◆ **Problem to solve**: Here are some records; copy every line that holds the word "коэффициенты".

---------------

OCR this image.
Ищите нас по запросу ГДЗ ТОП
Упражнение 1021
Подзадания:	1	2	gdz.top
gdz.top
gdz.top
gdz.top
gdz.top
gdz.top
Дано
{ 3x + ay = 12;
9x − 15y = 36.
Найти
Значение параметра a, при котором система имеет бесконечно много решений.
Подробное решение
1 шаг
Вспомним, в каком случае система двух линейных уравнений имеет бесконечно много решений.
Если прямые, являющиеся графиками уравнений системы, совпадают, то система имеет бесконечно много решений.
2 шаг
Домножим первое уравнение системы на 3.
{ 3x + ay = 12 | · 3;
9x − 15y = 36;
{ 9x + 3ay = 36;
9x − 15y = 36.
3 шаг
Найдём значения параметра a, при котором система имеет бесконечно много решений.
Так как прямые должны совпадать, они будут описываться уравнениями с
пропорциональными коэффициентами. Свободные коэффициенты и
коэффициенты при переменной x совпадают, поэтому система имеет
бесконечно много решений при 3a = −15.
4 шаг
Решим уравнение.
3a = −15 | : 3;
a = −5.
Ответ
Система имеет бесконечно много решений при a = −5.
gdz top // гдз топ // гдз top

---------------

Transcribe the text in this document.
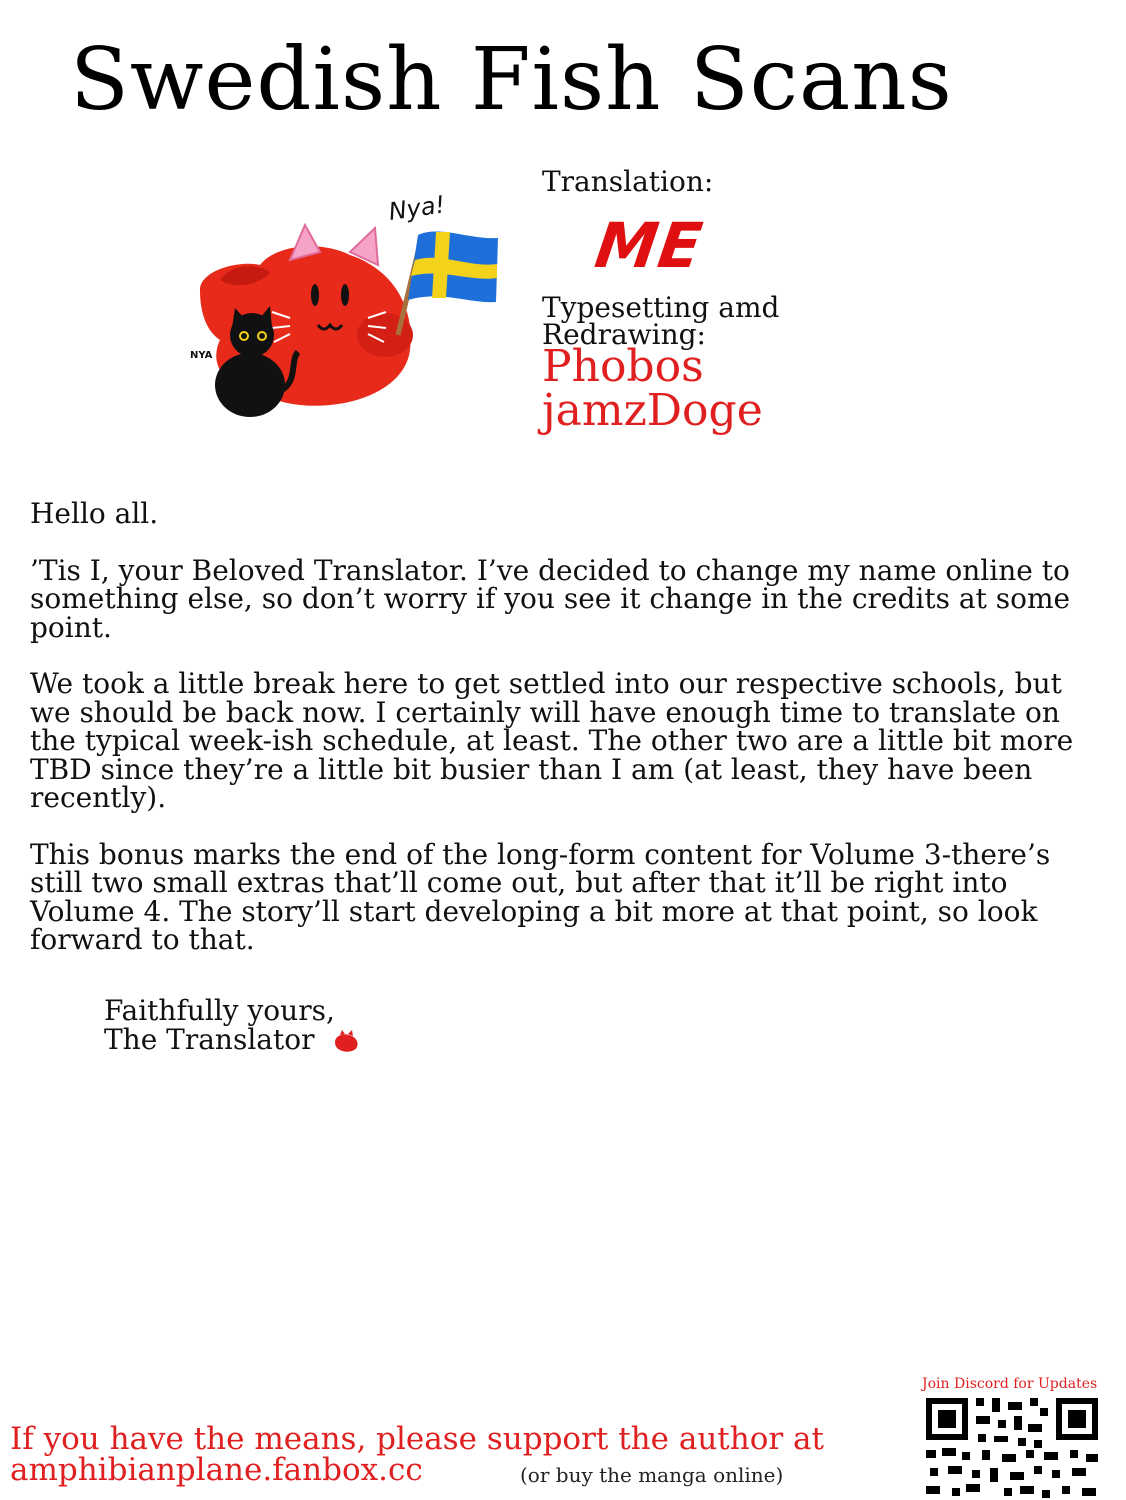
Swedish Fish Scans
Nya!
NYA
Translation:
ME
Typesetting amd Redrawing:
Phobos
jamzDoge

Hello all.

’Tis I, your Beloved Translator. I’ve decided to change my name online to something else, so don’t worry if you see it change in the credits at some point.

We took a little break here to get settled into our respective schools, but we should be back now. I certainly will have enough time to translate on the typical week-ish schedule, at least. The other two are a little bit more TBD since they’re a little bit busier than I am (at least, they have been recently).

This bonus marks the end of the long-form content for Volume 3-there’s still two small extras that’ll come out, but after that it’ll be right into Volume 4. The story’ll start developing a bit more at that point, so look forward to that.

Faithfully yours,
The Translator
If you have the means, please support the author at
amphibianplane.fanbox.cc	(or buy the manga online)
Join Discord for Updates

---------------

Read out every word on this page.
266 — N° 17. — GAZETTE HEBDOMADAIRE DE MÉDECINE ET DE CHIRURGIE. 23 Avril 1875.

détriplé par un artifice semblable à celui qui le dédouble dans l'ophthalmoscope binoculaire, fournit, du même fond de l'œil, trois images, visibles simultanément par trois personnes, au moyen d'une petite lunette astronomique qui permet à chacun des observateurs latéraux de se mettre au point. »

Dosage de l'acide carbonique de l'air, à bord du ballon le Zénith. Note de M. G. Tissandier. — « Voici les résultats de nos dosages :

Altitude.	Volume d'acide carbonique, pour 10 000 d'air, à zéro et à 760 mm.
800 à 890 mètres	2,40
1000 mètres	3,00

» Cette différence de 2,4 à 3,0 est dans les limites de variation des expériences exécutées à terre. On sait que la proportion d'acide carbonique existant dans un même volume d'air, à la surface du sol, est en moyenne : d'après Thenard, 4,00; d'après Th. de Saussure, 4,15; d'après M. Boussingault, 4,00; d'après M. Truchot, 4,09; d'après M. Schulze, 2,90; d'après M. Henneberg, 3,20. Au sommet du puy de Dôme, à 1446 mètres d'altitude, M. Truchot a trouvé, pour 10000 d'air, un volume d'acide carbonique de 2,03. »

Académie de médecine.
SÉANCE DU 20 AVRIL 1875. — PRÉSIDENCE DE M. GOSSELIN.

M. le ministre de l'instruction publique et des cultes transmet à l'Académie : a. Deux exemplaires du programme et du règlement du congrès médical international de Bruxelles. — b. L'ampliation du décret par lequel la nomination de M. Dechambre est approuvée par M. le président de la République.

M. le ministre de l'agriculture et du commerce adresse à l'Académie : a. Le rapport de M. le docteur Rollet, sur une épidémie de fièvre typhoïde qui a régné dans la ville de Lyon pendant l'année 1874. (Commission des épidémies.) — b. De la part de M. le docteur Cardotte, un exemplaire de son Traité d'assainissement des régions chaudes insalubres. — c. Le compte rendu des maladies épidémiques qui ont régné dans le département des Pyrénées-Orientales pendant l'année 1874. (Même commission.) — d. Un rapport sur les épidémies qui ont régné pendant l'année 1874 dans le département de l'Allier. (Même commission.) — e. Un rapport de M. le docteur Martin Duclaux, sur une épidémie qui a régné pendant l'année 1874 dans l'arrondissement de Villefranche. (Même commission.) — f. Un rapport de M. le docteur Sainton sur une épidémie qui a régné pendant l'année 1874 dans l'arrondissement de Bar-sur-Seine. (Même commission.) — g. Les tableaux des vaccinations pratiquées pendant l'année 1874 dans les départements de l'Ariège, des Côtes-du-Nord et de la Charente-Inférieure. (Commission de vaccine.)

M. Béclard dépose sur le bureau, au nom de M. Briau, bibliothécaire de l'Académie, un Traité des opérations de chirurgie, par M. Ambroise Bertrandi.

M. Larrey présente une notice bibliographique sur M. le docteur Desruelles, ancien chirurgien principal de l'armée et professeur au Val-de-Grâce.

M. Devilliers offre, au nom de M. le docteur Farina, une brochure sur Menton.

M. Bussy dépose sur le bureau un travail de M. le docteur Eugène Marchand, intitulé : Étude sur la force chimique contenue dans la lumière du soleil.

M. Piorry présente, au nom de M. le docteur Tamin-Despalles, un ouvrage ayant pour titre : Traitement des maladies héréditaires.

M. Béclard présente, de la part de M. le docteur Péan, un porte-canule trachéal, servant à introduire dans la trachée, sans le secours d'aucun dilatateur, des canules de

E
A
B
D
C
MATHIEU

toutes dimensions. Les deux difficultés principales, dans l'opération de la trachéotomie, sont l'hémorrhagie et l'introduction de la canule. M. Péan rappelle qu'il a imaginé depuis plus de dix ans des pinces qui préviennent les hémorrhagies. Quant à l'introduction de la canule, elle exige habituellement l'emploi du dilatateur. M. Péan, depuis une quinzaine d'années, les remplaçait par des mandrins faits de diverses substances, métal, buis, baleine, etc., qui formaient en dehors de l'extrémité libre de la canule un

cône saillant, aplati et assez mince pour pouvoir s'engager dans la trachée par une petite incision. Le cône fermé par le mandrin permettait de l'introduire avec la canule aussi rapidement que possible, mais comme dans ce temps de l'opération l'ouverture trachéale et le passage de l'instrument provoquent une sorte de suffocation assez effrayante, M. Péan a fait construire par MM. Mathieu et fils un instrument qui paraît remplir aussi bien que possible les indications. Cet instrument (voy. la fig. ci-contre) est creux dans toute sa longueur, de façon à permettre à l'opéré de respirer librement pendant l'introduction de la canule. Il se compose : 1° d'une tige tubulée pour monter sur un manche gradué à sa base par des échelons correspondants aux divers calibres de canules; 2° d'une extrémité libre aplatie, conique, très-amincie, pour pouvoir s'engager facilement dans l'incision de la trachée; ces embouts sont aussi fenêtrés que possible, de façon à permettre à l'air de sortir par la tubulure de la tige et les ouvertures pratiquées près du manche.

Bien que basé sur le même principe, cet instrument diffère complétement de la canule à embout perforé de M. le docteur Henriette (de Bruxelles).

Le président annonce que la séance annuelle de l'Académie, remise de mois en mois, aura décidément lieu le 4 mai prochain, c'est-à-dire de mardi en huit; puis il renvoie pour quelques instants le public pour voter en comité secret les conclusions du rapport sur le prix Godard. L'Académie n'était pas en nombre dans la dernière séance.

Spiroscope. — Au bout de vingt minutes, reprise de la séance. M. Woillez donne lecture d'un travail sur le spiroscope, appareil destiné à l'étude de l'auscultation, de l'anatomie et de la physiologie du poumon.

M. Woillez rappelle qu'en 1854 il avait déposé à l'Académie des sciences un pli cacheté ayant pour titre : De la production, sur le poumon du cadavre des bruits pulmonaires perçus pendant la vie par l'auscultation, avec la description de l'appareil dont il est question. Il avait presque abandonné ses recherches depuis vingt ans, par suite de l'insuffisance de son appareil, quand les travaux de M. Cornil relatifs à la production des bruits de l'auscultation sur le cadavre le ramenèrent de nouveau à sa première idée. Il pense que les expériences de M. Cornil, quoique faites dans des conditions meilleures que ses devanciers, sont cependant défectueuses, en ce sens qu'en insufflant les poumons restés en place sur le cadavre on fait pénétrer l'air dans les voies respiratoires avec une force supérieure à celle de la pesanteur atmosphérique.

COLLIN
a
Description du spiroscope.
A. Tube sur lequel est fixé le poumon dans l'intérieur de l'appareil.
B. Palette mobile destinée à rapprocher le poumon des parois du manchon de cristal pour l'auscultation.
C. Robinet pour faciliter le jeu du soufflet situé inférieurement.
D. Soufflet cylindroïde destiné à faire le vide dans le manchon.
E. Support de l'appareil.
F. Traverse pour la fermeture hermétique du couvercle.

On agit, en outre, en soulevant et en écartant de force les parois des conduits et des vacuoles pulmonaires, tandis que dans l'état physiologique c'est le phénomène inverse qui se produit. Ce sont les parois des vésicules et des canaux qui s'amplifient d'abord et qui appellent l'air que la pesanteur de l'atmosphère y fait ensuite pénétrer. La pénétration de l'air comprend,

---------------

◆ **Output of the task**:
пропорциональными коэффициентами. Свободные коэффициенты и
коэффициенты при переменной x совпадают, поэтому система имеет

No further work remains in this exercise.